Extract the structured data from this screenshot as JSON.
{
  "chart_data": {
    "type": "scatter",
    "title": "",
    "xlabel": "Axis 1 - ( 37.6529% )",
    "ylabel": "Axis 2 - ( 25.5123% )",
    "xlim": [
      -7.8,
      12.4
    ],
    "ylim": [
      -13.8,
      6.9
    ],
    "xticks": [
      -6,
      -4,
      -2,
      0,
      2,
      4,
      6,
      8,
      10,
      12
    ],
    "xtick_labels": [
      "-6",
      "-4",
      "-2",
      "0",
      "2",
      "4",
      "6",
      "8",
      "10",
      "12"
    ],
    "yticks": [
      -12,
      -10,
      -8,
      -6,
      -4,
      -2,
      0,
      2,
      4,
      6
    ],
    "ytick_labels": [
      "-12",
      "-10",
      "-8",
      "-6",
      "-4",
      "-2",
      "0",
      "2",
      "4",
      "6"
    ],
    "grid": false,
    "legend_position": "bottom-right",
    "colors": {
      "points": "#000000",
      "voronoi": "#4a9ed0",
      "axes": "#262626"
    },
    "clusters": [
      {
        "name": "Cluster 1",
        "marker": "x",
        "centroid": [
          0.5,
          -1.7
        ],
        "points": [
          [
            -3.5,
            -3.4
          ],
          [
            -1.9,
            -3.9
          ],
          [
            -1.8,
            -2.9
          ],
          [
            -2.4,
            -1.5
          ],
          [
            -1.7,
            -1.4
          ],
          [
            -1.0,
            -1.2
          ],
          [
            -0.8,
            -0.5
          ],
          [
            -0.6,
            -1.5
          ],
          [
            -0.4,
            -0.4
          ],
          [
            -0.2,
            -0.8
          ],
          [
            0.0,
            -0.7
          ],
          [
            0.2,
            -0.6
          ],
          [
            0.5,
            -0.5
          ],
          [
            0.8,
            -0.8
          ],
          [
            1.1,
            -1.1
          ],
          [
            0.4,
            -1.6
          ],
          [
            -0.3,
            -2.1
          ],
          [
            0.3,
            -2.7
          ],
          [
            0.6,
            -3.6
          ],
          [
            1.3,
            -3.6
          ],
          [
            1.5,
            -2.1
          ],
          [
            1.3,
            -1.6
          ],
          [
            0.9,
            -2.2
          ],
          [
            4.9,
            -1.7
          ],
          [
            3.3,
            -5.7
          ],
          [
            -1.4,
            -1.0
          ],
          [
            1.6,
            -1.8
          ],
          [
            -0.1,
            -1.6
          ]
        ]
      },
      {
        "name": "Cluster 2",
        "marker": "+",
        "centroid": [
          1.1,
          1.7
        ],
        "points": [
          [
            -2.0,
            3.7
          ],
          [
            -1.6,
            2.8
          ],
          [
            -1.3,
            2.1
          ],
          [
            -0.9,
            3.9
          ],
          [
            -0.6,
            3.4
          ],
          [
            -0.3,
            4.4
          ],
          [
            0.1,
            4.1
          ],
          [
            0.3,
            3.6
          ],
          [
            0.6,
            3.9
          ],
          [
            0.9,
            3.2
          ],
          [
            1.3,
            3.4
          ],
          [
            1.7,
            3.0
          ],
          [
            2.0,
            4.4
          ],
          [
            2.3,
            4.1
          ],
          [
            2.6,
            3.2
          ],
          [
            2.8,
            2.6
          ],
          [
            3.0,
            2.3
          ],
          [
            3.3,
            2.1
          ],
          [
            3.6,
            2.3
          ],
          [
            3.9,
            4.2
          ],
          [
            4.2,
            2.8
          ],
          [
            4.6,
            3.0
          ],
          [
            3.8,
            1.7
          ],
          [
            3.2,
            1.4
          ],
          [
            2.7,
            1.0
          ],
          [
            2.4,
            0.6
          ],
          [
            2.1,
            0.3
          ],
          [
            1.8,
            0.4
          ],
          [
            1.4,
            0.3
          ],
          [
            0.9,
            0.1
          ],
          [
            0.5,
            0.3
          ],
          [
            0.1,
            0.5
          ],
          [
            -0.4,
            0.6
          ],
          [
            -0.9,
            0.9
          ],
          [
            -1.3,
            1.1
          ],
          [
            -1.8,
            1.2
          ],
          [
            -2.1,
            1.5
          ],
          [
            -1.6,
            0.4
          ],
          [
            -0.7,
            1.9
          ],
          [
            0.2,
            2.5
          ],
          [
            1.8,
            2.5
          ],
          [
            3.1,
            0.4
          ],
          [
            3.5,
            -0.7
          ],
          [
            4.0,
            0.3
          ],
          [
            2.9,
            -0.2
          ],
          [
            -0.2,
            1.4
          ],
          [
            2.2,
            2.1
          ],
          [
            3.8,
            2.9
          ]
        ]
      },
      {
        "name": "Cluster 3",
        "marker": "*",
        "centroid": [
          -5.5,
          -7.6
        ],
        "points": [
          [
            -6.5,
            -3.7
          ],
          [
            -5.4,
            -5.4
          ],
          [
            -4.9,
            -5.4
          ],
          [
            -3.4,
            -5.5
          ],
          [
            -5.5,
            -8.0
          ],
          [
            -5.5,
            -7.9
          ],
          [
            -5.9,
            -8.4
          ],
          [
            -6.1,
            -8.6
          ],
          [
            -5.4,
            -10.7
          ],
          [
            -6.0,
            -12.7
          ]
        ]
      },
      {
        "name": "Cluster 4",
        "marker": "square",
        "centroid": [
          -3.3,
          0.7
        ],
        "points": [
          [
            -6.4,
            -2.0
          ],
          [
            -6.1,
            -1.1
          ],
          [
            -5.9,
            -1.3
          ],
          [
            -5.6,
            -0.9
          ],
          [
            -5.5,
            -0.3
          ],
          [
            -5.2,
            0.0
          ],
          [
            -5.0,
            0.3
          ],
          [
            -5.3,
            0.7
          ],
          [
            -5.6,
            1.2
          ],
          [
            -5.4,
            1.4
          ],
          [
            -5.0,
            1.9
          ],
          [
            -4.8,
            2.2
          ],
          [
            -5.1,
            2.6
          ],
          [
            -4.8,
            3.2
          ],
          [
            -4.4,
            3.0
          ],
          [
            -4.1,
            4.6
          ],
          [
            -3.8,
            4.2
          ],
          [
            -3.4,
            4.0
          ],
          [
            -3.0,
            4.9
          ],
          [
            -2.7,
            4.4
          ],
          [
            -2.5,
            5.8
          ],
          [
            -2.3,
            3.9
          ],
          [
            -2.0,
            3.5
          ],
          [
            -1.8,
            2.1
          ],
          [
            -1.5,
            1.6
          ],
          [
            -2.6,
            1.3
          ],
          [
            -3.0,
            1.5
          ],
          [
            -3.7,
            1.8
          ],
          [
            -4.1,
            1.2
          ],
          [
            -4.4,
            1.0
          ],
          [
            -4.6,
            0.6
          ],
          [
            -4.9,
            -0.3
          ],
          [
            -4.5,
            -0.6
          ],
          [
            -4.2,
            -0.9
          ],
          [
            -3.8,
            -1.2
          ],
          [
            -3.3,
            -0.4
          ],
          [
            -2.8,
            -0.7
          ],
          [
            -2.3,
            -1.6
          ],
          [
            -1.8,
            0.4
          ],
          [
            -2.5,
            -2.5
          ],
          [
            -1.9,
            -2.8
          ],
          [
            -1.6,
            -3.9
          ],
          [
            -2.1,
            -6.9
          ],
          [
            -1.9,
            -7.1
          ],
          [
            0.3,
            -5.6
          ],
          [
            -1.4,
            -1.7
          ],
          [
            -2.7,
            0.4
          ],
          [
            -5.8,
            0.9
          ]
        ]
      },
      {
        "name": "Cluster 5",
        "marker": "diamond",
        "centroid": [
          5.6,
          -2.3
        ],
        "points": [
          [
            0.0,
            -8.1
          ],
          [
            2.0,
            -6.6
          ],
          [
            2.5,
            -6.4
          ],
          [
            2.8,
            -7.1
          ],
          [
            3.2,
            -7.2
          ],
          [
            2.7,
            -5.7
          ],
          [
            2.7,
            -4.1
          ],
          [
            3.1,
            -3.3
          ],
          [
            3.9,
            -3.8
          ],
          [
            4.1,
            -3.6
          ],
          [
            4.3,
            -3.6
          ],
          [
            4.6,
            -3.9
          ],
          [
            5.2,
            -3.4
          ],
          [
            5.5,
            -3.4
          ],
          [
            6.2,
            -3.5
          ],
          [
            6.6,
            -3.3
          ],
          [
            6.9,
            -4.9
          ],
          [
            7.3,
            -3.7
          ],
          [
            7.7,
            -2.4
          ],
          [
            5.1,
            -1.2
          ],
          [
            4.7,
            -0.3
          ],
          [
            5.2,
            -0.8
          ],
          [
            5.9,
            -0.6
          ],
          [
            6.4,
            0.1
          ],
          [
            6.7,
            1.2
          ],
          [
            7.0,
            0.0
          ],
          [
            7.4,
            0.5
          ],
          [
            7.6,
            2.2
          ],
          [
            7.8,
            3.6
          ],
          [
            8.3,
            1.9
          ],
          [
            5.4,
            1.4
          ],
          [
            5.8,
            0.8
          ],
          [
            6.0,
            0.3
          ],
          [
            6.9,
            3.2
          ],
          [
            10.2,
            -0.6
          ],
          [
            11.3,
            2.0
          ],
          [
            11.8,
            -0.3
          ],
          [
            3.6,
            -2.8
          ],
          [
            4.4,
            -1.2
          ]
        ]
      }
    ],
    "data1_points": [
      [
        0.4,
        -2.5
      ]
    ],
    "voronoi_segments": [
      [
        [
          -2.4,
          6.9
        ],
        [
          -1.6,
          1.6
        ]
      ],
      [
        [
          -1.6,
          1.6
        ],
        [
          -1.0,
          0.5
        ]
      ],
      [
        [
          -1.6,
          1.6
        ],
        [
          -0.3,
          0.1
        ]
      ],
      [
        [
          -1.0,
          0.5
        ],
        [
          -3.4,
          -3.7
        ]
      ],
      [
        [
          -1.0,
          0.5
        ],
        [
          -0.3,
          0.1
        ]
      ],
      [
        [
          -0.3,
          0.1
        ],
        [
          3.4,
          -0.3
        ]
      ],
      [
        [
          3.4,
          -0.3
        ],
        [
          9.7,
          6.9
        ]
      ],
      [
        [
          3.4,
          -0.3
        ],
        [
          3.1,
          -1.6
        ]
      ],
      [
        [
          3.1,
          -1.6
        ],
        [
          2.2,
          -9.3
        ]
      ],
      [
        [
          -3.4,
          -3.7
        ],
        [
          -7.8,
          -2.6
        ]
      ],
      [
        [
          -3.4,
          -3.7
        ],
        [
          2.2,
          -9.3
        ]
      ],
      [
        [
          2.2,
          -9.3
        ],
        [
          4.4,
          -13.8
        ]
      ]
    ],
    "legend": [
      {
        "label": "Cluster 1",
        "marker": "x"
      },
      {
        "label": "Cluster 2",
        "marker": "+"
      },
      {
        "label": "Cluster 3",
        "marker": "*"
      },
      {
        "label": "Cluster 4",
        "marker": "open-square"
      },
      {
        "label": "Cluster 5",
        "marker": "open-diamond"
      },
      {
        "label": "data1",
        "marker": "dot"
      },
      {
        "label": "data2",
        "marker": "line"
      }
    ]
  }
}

STATED EXERCISE:
From the listing, copy every line where the string "open" appears.

FINISHED TASK:
        "marker": "open-square"
        "marker": "open-diamond"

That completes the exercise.